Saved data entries
╭──

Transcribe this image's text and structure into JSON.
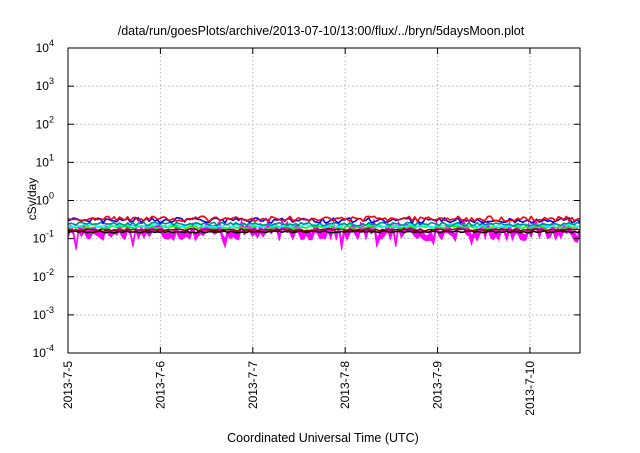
{
  "chart_data": {
    "type": "area",
    "title": "/data/run/goesPlots/archive/2013-07-10/13:00/flux/../bryn/5daysMoon.plot",
    "xlabel": "Coordinated Universal Time (UTC)",
    "ylabel": "cSv/day",
    "y_scale": "log",
    "ylim": [
      0.0001,
      10000
    ],
    "y_ticks": [
      {
        "mantissa": "10",
        "exp": "-4"
      },
      {
        "mantissa": "10",
        "exp": "-3"
      },
      {
        "mantissa": "10",
        "exp": "-2"
      },
      {
        "mantissa": "10",
        "exp": "-1"
      },
      {
        "mantissa": "10",
        "exp": "0"
      },
      {
        "mantissa": "10",
        "exp": "1"
      },
      {
        "mantissa": "10",
        "exp": "2"
      },
      {
        "mantissa": "10",
        "exp": "3"
      },
      {
        "mantissa": "10",
        "exp": "4"
      }
    ],
    "x_range": [
      "2013-07-05 00:00",
      "2013-07-10 13:00"
    ],
    "x_tick_labels": [
      "2013-7-5",
      "2013-7-6",
      "2013-7-7",
      "2013-7-8",
      "2013-7-9",
      "2013-7-10"
    ],
    "grid": true,
    "series": [
      {
        "color": "#ff00ff",
        "level": 0.13,
        "spread": 0.35,
        "style": "filled-band",
        "spikes": [
          {
            "x": "2013-07-05 02:00",
            "y": 0.05
          },
          {
            "x": "2013-07-05 17:00",
            "y": 0.06
          },
          {
            "x": "2013-07-06 17:00",
            "y": 0.06
          },
          {
            "x": "2013-07-07 23:00",
            "y": 0.05
          },
          {
            "x": "2013-07-08 08:00",
            "y": 0.06
          },
          {
            "x": "2013-07-08 13:00",
            "y": 0.06
          },
          {
            "x": "2013-07-08 23:00",
            "y": 0.07
          },
          {
            "x": "2013-07-09 09:00",
            "y": 0.07
          },
          {
            "x": "2013-07-10 12:00",
            "y": 0.08
          }
        ]
      },
      {
        "color": "#000000",
        "level": 0.15,
        "spread": 0.05
      },
      {
        "color": "#8b0000",
        "level": 0.17,
        "spread": 0.06
      },
      {
        "color": "#00ff00",
        "level": 0.2,
        "spread": 0.07
      },
      {
        "color": "#00ffff",
        "level": 0.22,
        "spread": 0.08
      },
      {
        "color": "#008b8b",
        "level": 0.24,
        "spread": 0.09
      },
      {
        "color": "#0000ff",
        "level": 0.3,
        "spread": 0.14
      },
      {
        "color": "#ff0000",
        "level": 0.33,
        "spread": 0.14
      }
    ]
  }
}
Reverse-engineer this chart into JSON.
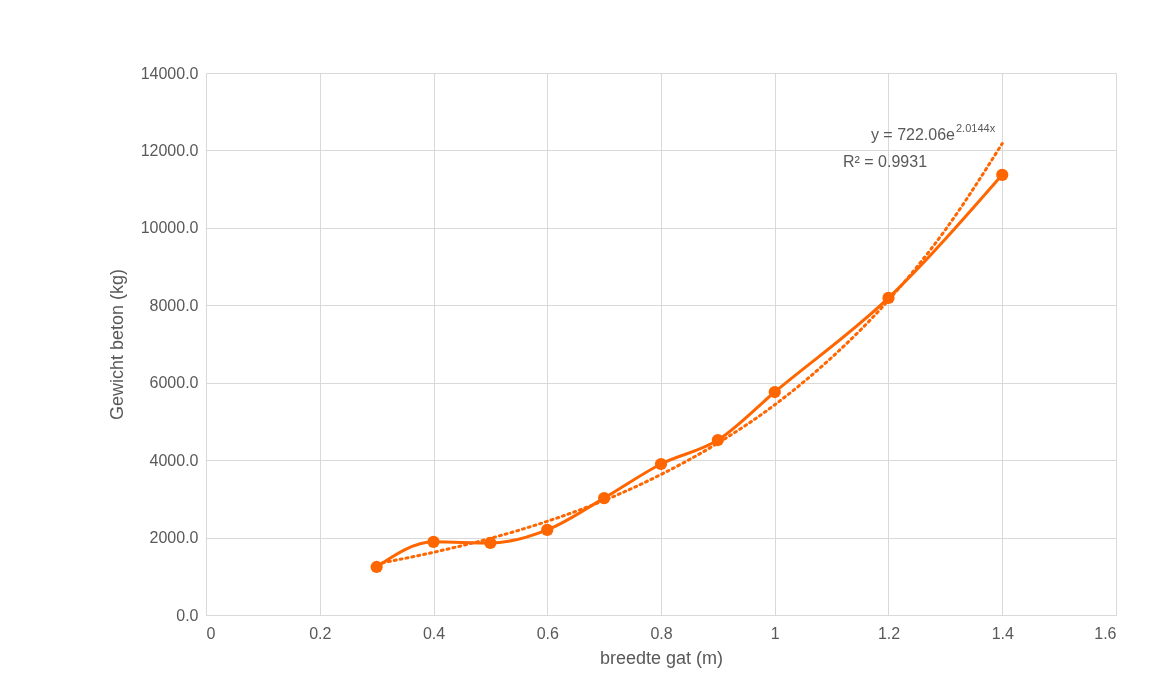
{
  "chart_data": {
    "type": "line",
    "xlabel": "breedte gat (m)",
    "ylabel": "Gewicht beton (kg)",
    "xlim": [
      0,
      1.6
    ],
    "xticks": [
      0,
      0.2,
      0.4,
      0.6,
      0.8,
      1,
      1.2,
      1.4,
      1.6
    ],
    "ylim": [
      0,
      14000
    ],
    "yticks": [
      {
        "value": 0,
        "label": "0.0"
      },
      {
        "value": 2000,
        "label": "2000.0"
      },
      {
        "value": 4000,
        "label": "4000.0"
      },
      {
        "value": 6000,
        "label": "6000.0"
      },
      {
        "value": 8000,
        "label": "8000.0"
      },
      {
        "value": 10000,
        "label": "10000.0"
      },
      {
        "value": 12000,
        "label": "12000.0"
      },
      {
        "value": 14000,
        "label": "14000.0"
      }
    ],
    "grid": true,
    "series": [
      {
        "color": "#ff6600",
        "marker": "circle",
        "line_style": "solid",
        "x": [
          0.3,
          0.4,
          0.5,
          0.6,
          0.7,
          0.8,
          0.9,
          1,
          1.2,
          1.4
        ],
        "values": [
          1240,
          1890,
          1860,
          2200,
          3020,
          3900,
          4520,
          5760,
          8190,
          11370
        ]
      },
      {
        "type": "line",
        "color": "#ff6600",
        "marker": "none",
        "line_style": "dotted",
        "x": [
          0.3,
          0.4,
          0.5,
          0.6,
          0.7,
          0.8,
          0.9,
          1,
          1.1,
          1.2,
          1.3,
          1.4
        ],
        "values": [
          1320,
          1620,
          1980,
          2420,
          2960,
          3630,
          4440,
          5430,
          6650,
          8130,
          9950,
          12180
        ]
      }
    ],
    "annotations": [
      "y = 722.06e$^{2.0144x}$",
      "R² = 0.9931"
    ]
  }
}
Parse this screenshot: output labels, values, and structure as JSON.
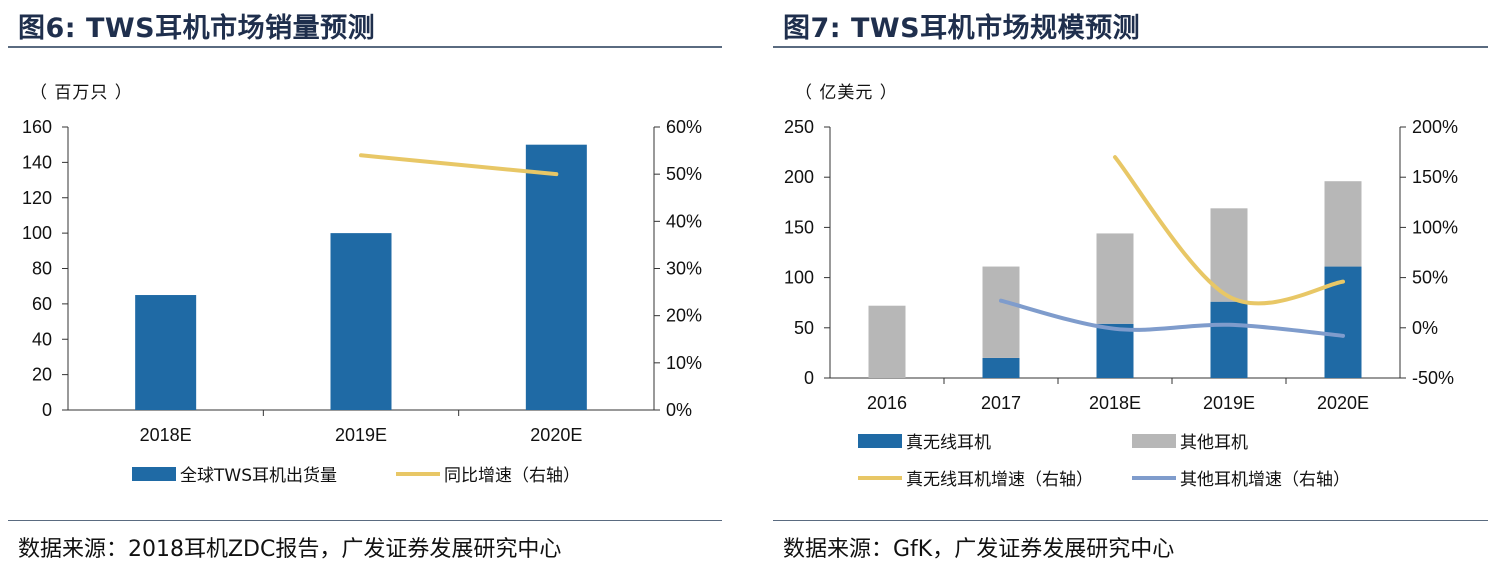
{
  "colors": {
    "primary_blue": "#1f6aa5",
    "gray": "#b7b7b7",
    "yellow_line": "#e8c766",
    "blue_line": "#7f9ccc"
  },
  "figures": [
    {
      "title": "图6:  TWS耳机市场销量预测",
      "unit": "（ 百万只 ）",
      "source": "数据来源：2018耳机ZDC报告，广发证券发展研究中心"
    },
    {
      "title": "图7:  TWS耳机市场规模预测",
      "unit": "（ 亿美元 ）",
      "source": "数据来源：GfK，广发证券发展研究中心"
    }
  ],
  "chart_data": [
    {
      "type": "bar",
      "categories": [
        "2018E",
        "2019E",
        "2020E"
      ],
      "series": [
        {
          "name": "全球TWS耳机出货量",
          "type": "bar",
          "axis": "left",
          "values": [
            65,
            100,
            150
          ]
        },
        {
          "name": "同比增速（右轴）",
          "type": "line",
          "axis": "right",
          "values": [
            null,
            0.54,
            0.5
          ]
        }
      ],
      "ylim": [
        0,
        160
      ],
      "yticks": [
        "0",
        "20",
        "40",
        "60",
        "80",
        "100",
        "120",
        "140",
        "160"
      ],
      "ylim_right": [
        0,
        0.6
      ],
      "yticks_right": [
        "0%",
        "10%",
        "20%",
        "30%",
        "40%",
        "50%",
        "60%"
      ],
      "legend_position": "bottom",
      "grid": false
    },
    {
      "type": "bar",
      "stacked": true,
      "categories": [
        "2016",
        "2017",
        "2018E",
        "2019E",
        "2020E"
      ],
      "series": [
        {
          "name": "真无线耳机",
          "type": "bar",
          "axis": "left",
          "values": [
            0,
            20,
            54,
            76,
            111
          ]
        },
        {
          "name": "其他耳机",
          "type": "bar",
          "axis": "left",
          "values": [
            72,
            91,
            90,
            93,
            85
          ]
        },
        {
          "name": "真无线耳机增速（右轴）",
          "type": "line",
          "axis": "right",
          "values": [
            null,
            null,
            1.7,
            0.31,
            0.46
          ]
        },
        {
          "name": "其他耳机增速（右轴）",
          "type": "line",
          "axis": "right",
          "values": [
            null,
            0.27,
            -0.01,
            0.03,
            -0.08
          ]
        }
      ],
      "ylim": [
        0,
        250
      ],
      "yticks": [
        "0",
        "50",
        "100",
        "150",
        "200",
        "250"
      ],
      "ylim_right": [
        -0.5,
        2.0
      ],
      "yticks_right": [
        "-50%",
        "0%",
        "50%",
        "100%",
        "150%",
        "200%"
      ],
      "legend_position": "bottom",
      "grid": false
    }
  ]
}
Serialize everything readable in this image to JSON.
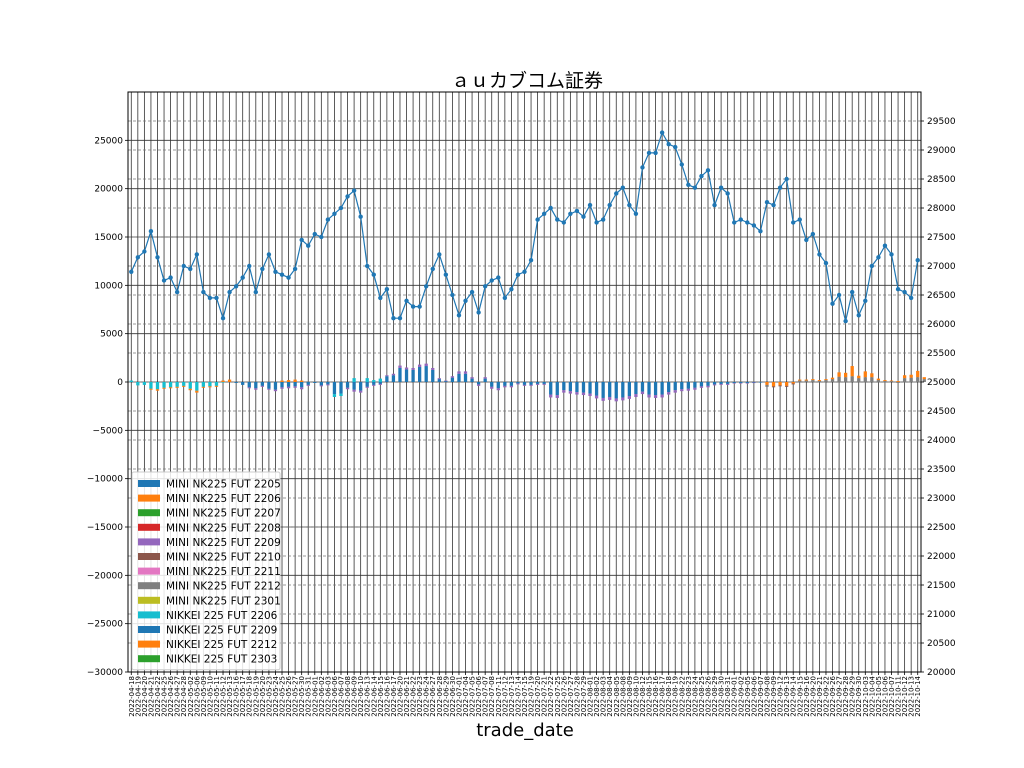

╰──

WORK INSTRUCTIONS: Ignore the images and quote every line of the listing exactly.

RESULT BELOW:
Transcribe this image's text and structure into JSON.
{
  "chart_data": {
    "type": "area",
    "title": "/data/run/goesPlots/archive/2013-07-10/13:00/flux/../bryn/5daysMoon.plot",
    "xlabel": "Coordinated Universal Time (UTC)",
    "ylabel": "cSv/day",
    "y_scale": "log",
    "ylim": [
      0.0001,
      10000
    ],
    "y_ticks": [
      {
        "mantissa": "10",
        "exp": "-4"
      },
      {
        "mantissa": "10",
        "exp": "-3"
      },
      {
        "mantissa": "10",
        "exp": "-2"
      },
      {
        "mantissa": "10",
        "exp": "-1"
      },
      {
        "mantissa": "10",
        "exp": "0"
      },
      {
        "mantissa": "10",
        "exp": "1"
      },
      {
        "mantissa": "10",
        "exp": "2"
      },
      {
        "mantissa": "10",
        "exp": "3"
      },
      {
        "mantissa": "10",
        "exp": "4"
      }
    ],
    "x_range": [
      "2013-07-05 00:00",
      "2013-07-10 13:00"
    ],
    "x_tick_labels": [
      "2013-7-5",
      "2013-7-6",
      "2013-7-7",
      "2013-7-8",
      "2013-7-9",
      "2013-7-10"
    ],
    "grid": true,
    "series": [
      {
        "color": "#ff00ff",
        "level": 0.13,
        "spread": 0.35,
        "style": "filled-band",
        "spikes": [
          {
            "x": "2013-07-05 02:00",
            "y": 0.05
          },
          {
            "x": "2013-07-05 17:00",
            "y": 0.06
          },
          {
            "x": "2013-07-06 17:00",
            "y": 0.06
          },
          {
            "x": "2013-07-07 23:00",
            "y": 0.05
          },
          {
            "x": "2013-07-08 08:00",
            "y": 0.06
          },
          {
            "x": "2013-07-08 13:00",
            "y": 0.06
          },
          {
            "x": "2013-07-08 23:00",
            "y": 0.07
          },
          {
            "x": "2013-07-09 09:00",
            "y": 0.07
          },
          {
            "x": "2013-07-10 12:00",
            "y": 0.08
          }
        ]
      },
      {
        "color": "#000000",
        "level": 0.15,
        "spread": 0.05
      },
      {
        "color": "#8b0000",
        "level": 0.17,
        "spread": 0.06
      },
      {
        "color": "#00ff00",
        "level": 0.2,
        "spread": 0.07
      },
      {
        "color": "#00ffff",
        "level": 0.22,
        "spread": 0.08
      },
      {
        "color": "#008b8b",
        "level": 0.24,
        "spread": 0.09
      },
      {
        "color": "#0000ff",
        "level": 0.3,
        "spread": 0.14
      },
      {
        "color": "#ff0000",
        "level": 0.33,
        "spread": 0.14
      }
    ]
  }
}
Reverse-engineer this chart into JSON.
{
  "chart_data": {
    "type": "line",
    "xlabel": "breedte gat (m)",
    "ylabel": "Gewicht beton (kg)",
    "xlim": [
      0,
      1.6
    ],
    "xticks": [
      0,
      0.2,
      0.4,
      0.6,
      0.8,
      1,
      1.2,
      1.4,
      1.6
    ],
    "ylim": [
      0,
      14000
    ],
    "yticks": [
      {
        "value": 0,
        "label": "0.0"
      },
      {
        "value": 2000,
        "label": "2000.0"
      },
      {
        "value": 4000,
        "label": "4000.0"
      },
      {
        "value": 6000,
        "label": "6000.0"
      },
      {
        "value": 8000,
        "label": "8000.0"
      },
      {
        "value": 10000,
        "label": "10000.0"
      },
      {
        "value": 12000,
        "label": "12000.0"
      },
      {
        "value": 14000,
        "label": "14000.0"
      }
    ],
    "grid": true,
    "series": [
      {
        "color": "#ff6600",
        "marker": "circle",
        "line_style": "solid",
        "x": [
          0.3,
          0.4,
          0.5,
          0.6,
          0.7,
          0.8,
          0.9,
          1,
          1.2,
          1.4
        ],
        "values": [
          1240,
          1890,
          1860,
          2200,
          3020,
          3900,
          4520,
          5760,
          8190,
          11370
        ]
      },
      {
        "type": "line",
        "color": "#ff6600",
        "marker": "none",
        "line_style": "dotted",
        "x": [
          0.3,
          0.4,
          0.5,
          0.6,
          0.7,
          0.8,
          0.9,
          1,
          1.1,
          1.2,
          1.3,
          1.4
        ],
        "values": [
          1320,
          1620,
          1980,
          2420,
          2960,
          3630,
          4440,
          5430,
          6650,
          8130,
          9950,
          12180
        ]
      }
    ],
    "annotations": [
      "y = 722.06e$^{2.0144x}$",
      "R² = 0.9931"
    ]
  }
}
Parse this screenshot: output labels, values, and structure as JSON.
{
  "colors": {
    "primary_blue": "#1f6aa5",
    "gray": "#b7b7b7",
    "yellow_line": "#e8c766",
    "blue_line": "#7f9ccc"
  },
  "figures": [
    {
      "title": "图6:  TWS耳机市场销量预测",
      "unit": "（ 百万只 ）",
      "source": "数据来源：2018耳机ZDC报告，广发证券发展研究中心"
    },
    {
      "title": "图7:  TWS耳机市场规模预测",
      "unit": "（ 亿美元 ）",
      "source": "数据来源：GfK，广发证券发展研究中心"
    }
  ],
  "chart_data": [
    {
      "type": "bar",
      "categories": [
        "2018E",
        "2019E",
        "2020E"
      ],
      "series": [
        {
          "name": "全球TWS耳机出货量",
          "type": "bar",
          "axis": "left",
          "values": [
            65,
            100,
            150
          ]
        },
        {
          "name": "同比增速（右轴）",
          "type": "line",
          "axis": "right",
          "values": [
            null,
            0.54,
            0.5
          ]
        }
      ],
      "ylim": [
        0,
        160
      ],
      "yticks": [
        "0",
        "20",
        "40",
        "60",
        "80",
        "100",
        "120",
        "140",
        "160"
      ],
      "ylim_right": [
        0,
        0.6
      ],
      "yticks_right": [
        "0%",
        "10%",
        "20%",
        "30%",
        "40%",
        "50%",
        "60%"
      ],
      "legend_position": "bottom",
      "grid": false
    },
    {
      "type": "bar",
      "stacked": true,
      "categories": [
        "2016",
        "2017",
        "2018E",
        "2019E",
        "2020E"
      ],
      "series": [
        {
          "name": "真无线耳机",
          "type": "bar",
          "axis": "left",
          "values": [
            0,
            20,
            54,
            76,
            111
          ]
        },
        {
          "name": "其他耳机",
          "type": "bar",
          "axis": "left",
          "values": [
            72,
            91,
            90,
            93,
            85
          ]
        },
        {
          "name": "真无线耳机增速（右轴）",
          "type": "line",
          "axis": "right",
          "values": [
            null,
            null,
            1.7,
            0.31,
            0.46
          ]
        },
        {
          "name": "其他耳机增速（右轴）",
          "type": "line",
          "axis": "right",
          "values": [
            null,
            0.27,
            -0.01,
            0.03,
            -0.08
          ]
        }
      ],
      "ylim": [
        0,
        250
      ],
      "yticks": [
        "0",
        "50",
        "100",
        "150",
        "200",
        "250"
      ],
      "ylim_right": [
        -0.5,
        2.0
      ],
      "yticks_right": [
        "-50%",
        "0%",
        "50%",
        "100%",
        "150%",
        "200%"
      ],
      "legend_position": "bottom",
      "grid": false
    }
  ]
}
Serialize everything readable in this image to JSON.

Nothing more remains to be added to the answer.